TASK TO CARRY OUT:
Retype every entry exactly, character for character.

LISTED RECORDS:
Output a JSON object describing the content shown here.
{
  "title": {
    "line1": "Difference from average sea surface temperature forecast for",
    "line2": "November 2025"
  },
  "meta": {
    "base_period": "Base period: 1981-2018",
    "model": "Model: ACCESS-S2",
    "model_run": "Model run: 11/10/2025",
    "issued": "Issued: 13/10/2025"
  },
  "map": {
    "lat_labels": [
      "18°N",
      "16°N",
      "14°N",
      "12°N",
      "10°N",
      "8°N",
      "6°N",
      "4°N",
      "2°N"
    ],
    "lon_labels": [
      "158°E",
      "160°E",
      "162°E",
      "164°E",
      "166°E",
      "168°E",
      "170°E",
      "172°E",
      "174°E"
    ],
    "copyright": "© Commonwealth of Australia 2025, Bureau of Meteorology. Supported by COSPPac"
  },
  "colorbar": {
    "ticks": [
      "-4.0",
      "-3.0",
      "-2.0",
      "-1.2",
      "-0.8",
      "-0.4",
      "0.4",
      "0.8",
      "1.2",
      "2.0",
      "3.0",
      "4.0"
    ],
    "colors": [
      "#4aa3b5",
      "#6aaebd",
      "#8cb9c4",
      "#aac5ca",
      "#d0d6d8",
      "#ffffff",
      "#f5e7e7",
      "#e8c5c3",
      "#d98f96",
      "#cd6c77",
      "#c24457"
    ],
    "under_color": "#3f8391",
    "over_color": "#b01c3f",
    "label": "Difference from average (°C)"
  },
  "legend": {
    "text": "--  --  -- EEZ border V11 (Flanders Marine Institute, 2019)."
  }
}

REPLY:
Output a JSON object describing the content shown here.
{
  "title": {
    "line1": "Difference from average sea surface temperature forecast for",
    "line2": "November 2025"
  },
  "meta": {
    "base_period": "Base period: 1981-2018",
    "model": "Model: ACCESS-S2",
    "model_run": "Model run: 11/10/2025",
    "issued": "Issued: 13/10/2025"
  },
  "map": {
    "lat_labels": [
      "18°N",
      "16°N",
      "14°N",
      "12°N",
      "10°N",
      "8°N",
      "6°N",
      "4°N",
      "2°N"
    ],
    "lon_labels": [
      "158°E",
      "160°E",
      "162°E",
      "164°E",
      "166°E",
      "168°E",
      "170°E",
      "172°E",
      "174°E"
    ],
    "copyright": "© Commonwealth of Australia 2025, Bureau of Meteorology. Supported by COSPPac"
  },
  "colorbar": {
    "ticks": [
      "-4.0",
      "-3.0",
      "-2.0",
      "-1.2",
      "-0.8",
      "-0.4",
      "0.4",
      "0.8",
      "1.2",
      "2.0",
      "3.0",
      "4.0"
    ],
    "colors": [
      "#4aa3b5",
      "#6aaebd",
      "#8cb9c4",
      "#aac5ca",
      "#d0d6d8",
      "#ffffff",
      "#f5e7e7",
      "#e8c5c3",
      "#d98f96",
      "#cd6c77",
      "#c24457"
    ],
    "under_color": "#3f8391",
    "over_color": "#b01c3f",
    "label": "Difference from average (°C)"
  },
  "legend": {
    "text": "--  --  -- EEZ border V11 (Flanders Marine Institute, 2019)."
  }
}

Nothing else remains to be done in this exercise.